The complete listing should be restated exactly.
╭──
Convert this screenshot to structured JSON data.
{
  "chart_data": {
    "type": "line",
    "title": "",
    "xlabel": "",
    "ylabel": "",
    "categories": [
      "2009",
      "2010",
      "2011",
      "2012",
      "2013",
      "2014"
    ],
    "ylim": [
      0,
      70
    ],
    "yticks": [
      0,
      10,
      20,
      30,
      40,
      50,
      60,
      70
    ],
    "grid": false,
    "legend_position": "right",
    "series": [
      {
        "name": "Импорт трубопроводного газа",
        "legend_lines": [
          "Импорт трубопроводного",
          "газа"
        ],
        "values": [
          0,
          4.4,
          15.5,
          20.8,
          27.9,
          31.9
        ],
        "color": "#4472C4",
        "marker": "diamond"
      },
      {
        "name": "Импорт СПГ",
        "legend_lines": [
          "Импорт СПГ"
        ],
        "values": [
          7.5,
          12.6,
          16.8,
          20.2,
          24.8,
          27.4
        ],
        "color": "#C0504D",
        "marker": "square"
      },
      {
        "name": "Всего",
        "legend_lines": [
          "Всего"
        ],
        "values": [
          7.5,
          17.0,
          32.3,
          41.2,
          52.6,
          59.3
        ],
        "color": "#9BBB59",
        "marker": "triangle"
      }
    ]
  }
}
╰──
Exercise output
Convert this screenshot to structured JSON data.
{
  "chart_data": {
    "type": "line",
    "title": "",
    "xlabel": "",
    "ylabel": "",
    "categories": [
      "2009",
      "2010",
      "2011",
      "2012",
      "2013",
      "2014"
    ],
    "ylim": [
      0,
      70
    ],
    "yticks": [
      0,
      10,
      20,
      30,
      40,
      50,
      60,
      70
    ],
    "grid": false,
    "legend_position": "right",
    "series": [
      {
        "name": "Импорт трубопроводного газа",
        "legend_lines": [
          "Импорт трубопроводного",
          "газа"
        ],
        "values": [
          0,
          4.4,
          15.5,
          20.8,
          27.9,
          31.9
        ],
        "color": "#4472C4",
        "marker": "diamond"
      },
      {
        "name": "Импорт СПГ",
        "legend_lines": [
          "Импорт СПГ"
        ],
        "values": [
          7.5,
          12.6,
          16.8,
          20.2,
          24.8,
          27.4
        ],
        "color": "#C0504D",
        "marker": "square"
      },
      {
        "name": "Всего",
        "legend_lines": [
          "Всего"
        ],
        "values": [
          7.5,
          17.0,
          32.3,
          41.2,
          52.6,
          59.3
        ],
        "color": "#9BBB59",
        "marker": "triangle"
      }
    ]
  }
}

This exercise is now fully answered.